Written instruction: Count the lines that include the string "text", and give only that number.

The records:

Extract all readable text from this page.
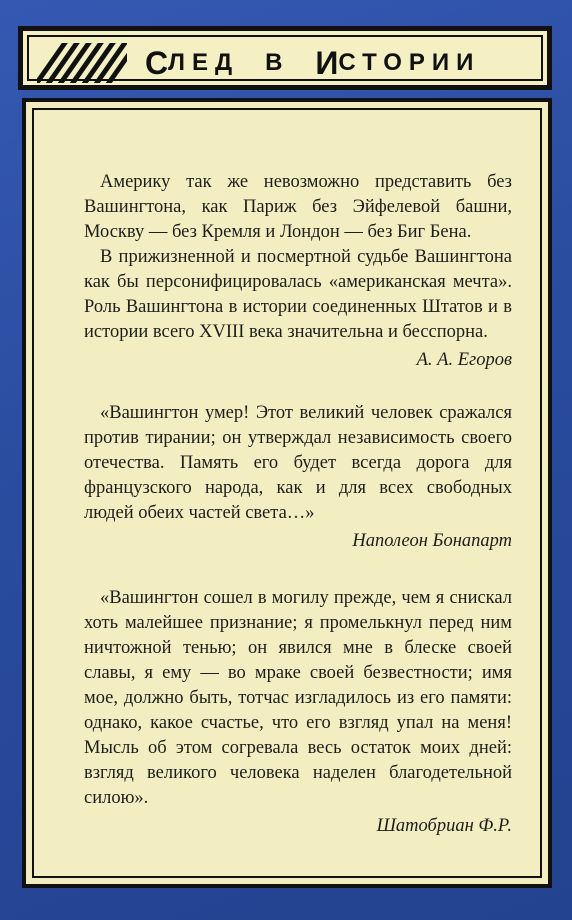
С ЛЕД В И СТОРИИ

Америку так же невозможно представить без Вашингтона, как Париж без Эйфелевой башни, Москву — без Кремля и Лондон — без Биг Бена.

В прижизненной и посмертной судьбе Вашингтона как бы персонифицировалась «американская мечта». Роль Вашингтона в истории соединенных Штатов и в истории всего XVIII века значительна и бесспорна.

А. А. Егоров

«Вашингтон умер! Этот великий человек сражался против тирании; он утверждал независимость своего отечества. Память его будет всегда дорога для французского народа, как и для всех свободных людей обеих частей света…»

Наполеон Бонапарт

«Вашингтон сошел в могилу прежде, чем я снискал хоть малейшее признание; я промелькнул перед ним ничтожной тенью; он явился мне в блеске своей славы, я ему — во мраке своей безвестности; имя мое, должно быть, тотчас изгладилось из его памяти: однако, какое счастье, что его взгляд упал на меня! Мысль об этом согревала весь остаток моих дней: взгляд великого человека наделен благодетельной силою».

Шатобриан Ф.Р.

==

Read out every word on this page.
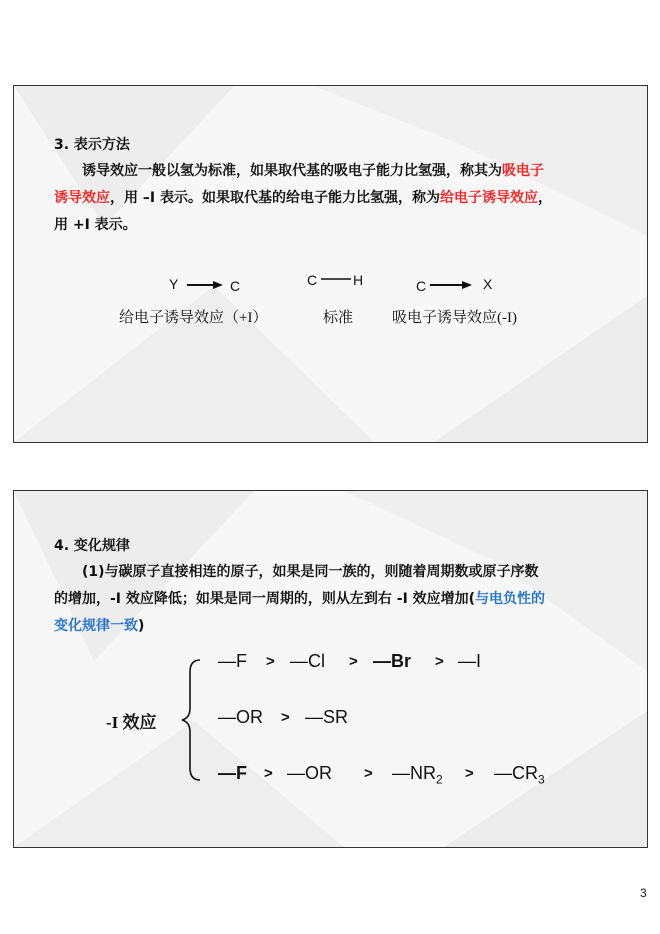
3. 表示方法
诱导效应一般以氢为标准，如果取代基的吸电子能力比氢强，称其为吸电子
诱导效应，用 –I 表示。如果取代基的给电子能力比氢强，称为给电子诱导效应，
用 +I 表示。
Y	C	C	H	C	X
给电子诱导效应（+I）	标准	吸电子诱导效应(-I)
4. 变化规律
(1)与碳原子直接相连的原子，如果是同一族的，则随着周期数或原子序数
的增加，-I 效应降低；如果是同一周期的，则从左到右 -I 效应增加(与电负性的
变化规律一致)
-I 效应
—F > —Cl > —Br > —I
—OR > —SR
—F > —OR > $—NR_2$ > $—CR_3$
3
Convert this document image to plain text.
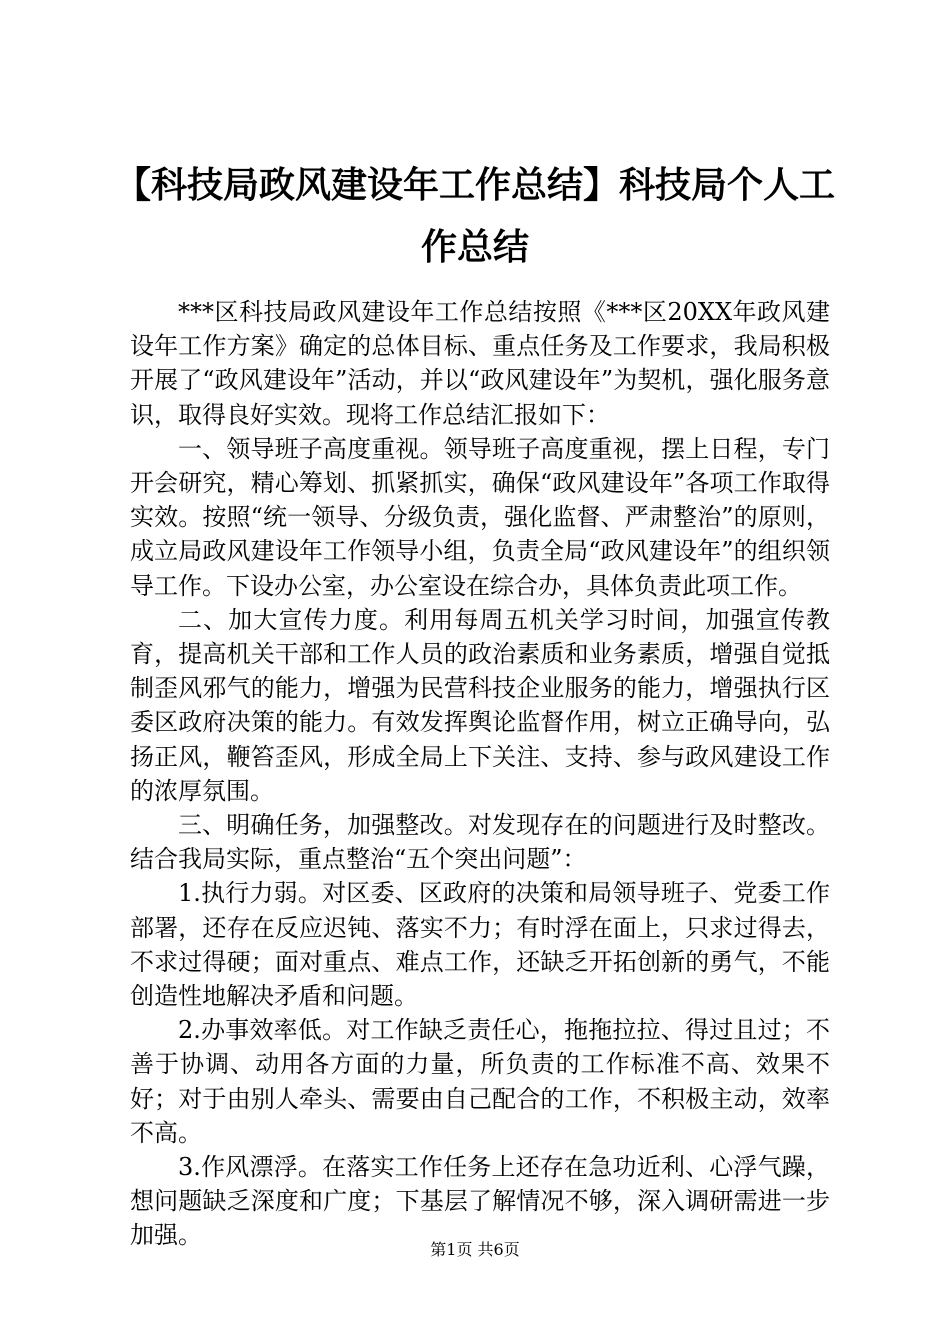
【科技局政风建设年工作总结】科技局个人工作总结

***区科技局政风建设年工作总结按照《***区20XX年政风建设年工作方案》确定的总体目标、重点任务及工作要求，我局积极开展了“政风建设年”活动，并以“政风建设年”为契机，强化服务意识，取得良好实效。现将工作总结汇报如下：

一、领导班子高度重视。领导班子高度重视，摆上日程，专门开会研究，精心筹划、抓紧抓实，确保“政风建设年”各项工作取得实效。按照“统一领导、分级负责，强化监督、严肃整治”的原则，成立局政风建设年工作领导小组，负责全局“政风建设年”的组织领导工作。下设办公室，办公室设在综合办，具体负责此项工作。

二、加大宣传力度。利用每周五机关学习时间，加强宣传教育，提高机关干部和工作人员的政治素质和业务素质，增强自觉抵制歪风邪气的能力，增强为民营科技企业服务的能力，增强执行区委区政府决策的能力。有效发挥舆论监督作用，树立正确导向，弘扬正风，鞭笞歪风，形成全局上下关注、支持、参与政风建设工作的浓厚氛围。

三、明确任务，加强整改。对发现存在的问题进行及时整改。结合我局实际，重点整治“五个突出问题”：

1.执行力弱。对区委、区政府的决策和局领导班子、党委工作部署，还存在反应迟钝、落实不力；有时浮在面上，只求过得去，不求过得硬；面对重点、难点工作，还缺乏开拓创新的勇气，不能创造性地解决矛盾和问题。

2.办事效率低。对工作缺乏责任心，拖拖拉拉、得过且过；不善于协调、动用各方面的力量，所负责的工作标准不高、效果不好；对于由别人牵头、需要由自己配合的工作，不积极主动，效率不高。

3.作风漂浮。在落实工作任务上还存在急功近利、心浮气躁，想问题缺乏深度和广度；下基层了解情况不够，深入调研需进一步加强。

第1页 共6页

Result of the task: 2